__Stored records__
•••

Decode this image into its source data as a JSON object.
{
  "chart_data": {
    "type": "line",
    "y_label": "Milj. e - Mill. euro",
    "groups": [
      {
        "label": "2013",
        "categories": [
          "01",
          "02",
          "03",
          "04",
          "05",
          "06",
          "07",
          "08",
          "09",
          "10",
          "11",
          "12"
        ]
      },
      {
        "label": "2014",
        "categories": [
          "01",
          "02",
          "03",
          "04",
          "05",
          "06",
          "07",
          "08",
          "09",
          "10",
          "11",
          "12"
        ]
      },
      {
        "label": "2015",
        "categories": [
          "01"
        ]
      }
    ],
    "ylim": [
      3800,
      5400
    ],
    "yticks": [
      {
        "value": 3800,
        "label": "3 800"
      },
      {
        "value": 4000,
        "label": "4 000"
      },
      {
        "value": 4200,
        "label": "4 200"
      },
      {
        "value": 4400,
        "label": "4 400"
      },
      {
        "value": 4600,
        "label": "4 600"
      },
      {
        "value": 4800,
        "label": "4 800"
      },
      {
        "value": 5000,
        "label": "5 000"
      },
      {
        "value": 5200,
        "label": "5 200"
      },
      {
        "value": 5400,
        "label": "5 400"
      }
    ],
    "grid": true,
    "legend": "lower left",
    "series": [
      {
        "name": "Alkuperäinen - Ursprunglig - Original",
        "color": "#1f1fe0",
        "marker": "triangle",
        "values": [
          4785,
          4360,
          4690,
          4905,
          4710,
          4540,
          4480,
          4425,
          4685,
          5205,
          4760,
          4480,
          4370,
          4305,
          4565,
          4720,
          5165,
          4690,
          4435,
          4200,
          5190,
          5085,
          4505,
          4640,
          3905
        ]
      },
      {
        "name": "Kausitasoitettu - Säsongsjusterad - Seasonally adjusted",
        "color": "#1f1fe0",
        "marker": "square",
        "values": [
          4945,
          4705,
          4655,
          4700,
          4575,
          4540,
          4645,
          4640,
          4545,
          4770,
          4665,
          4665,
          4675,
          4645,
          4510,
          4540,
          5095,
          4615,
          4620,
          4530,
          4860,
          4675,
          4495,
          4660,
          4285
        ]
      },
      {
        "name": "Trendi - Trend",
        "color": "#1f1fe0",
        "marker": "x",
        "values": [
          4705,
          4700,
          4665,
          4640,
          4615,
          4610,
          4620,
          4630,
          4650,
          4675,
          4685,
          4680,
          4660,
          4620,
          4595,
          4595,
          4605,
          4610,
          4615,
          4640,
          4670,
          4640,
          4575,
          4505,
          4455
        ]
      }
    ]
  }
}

•••

__Stated exercise__
Copy all the entries verbatim.

__Answer to the problem__
Decode this image into its source data as a JSON object.
{
  "chart_data": {
    "type": "line",
    "y_label": "Milj. e - Mill. euro",
    "groups": [
      {
        "label": "2013",
        "categories": [
          "01",
          "02",
          "03",
          "04",
          "05",
          "06",
          "07",
          "08",
          "09",
          "10",
          "11",
          "12"
        ]
      },
      {
        "label": "2014",
        "categories": [
          "01",
          "02",
          "03",
          "04",
          "05",
          "06",
          "07",
          "08",
          "09",
          "10",
          "11",
          "12"
        ]
      },
      {
        "label": "2015",
        "categories": [
          "01"
        ]
      }
    ],
    "ylim": [
      3800,
      5400
    ],
    "yticks": [
      {
        "value": 3800,
        "label": "3 800"
      },
      {
        "value": 4000,
        "label": "4 000"
      },
      {
        "value": 4200,
        "label": "4 200"
      },
      {
        "value": 4400,
        "label": "4 400"
      },
      {
        "value": 4600,
        "label": "4 600"
      },
      {
        "value": 4800,
        "label": "4 800"
      },
      {
        "value": 5000,
        "label": "5 000"
      },
      {
        "value": 5200,
        "label": "5 200"
      },
      {
        "value": 5400,
        "label": "5 400"
      }
    ],
    "grid": true,
    "legend": "lower left",
    "series": [
      {
        "name": "Alkuperäinen - Ursprunglig - Original",
        "color": "#1f1fe0",
        "marker": "triangle",
        "values": [
          4785,
          4360,
          4690,
          4905,
          4710,
          4540,
          4480,
          4425,
          4685,
          5205,
          4760,
          4480,
          4370,
          4305,
          4565,
          4720,
          5165,
          4690,
          4435,
          4200,
          5190,
          5085,
          4505,
          4640,
          3905
        ]
      },
      {
        "name": "Kausitasoitettu - Säsongsjusterad - Seasonally adjusted",
        "color": "#1f1fe0",
        "marker": "square",
        "values": [
          4945,
          4705,
          4655,
          4700,
          4575,
          4540,
          4645,
          4640,
          4545,
          4770,
          4665,
          4665,
          4675,
          4645,
          4510,
          4540,
          5095,
          4615,
          4620,
          4530,
          4860,
          4675,
          4495,
          4660,
          4285
        ]
      },
      {
        "name": "Trendi - Trend",
        "color": "#1f1fe0",
        "marker": "x",
        "values": [
          4705,
          4700,
          4665,
          4640,
          4615,
          4610,
          4620,
          4630,
          4650,
          4675,
          4685,
          4680,
          4660,
          4620,
          4595,
          4595,
          4605,
          4610,
          4615,
          4640,
          4670,
          4640,
          4575,
          4505,
          4455
        ]
      }
    ]
  }
}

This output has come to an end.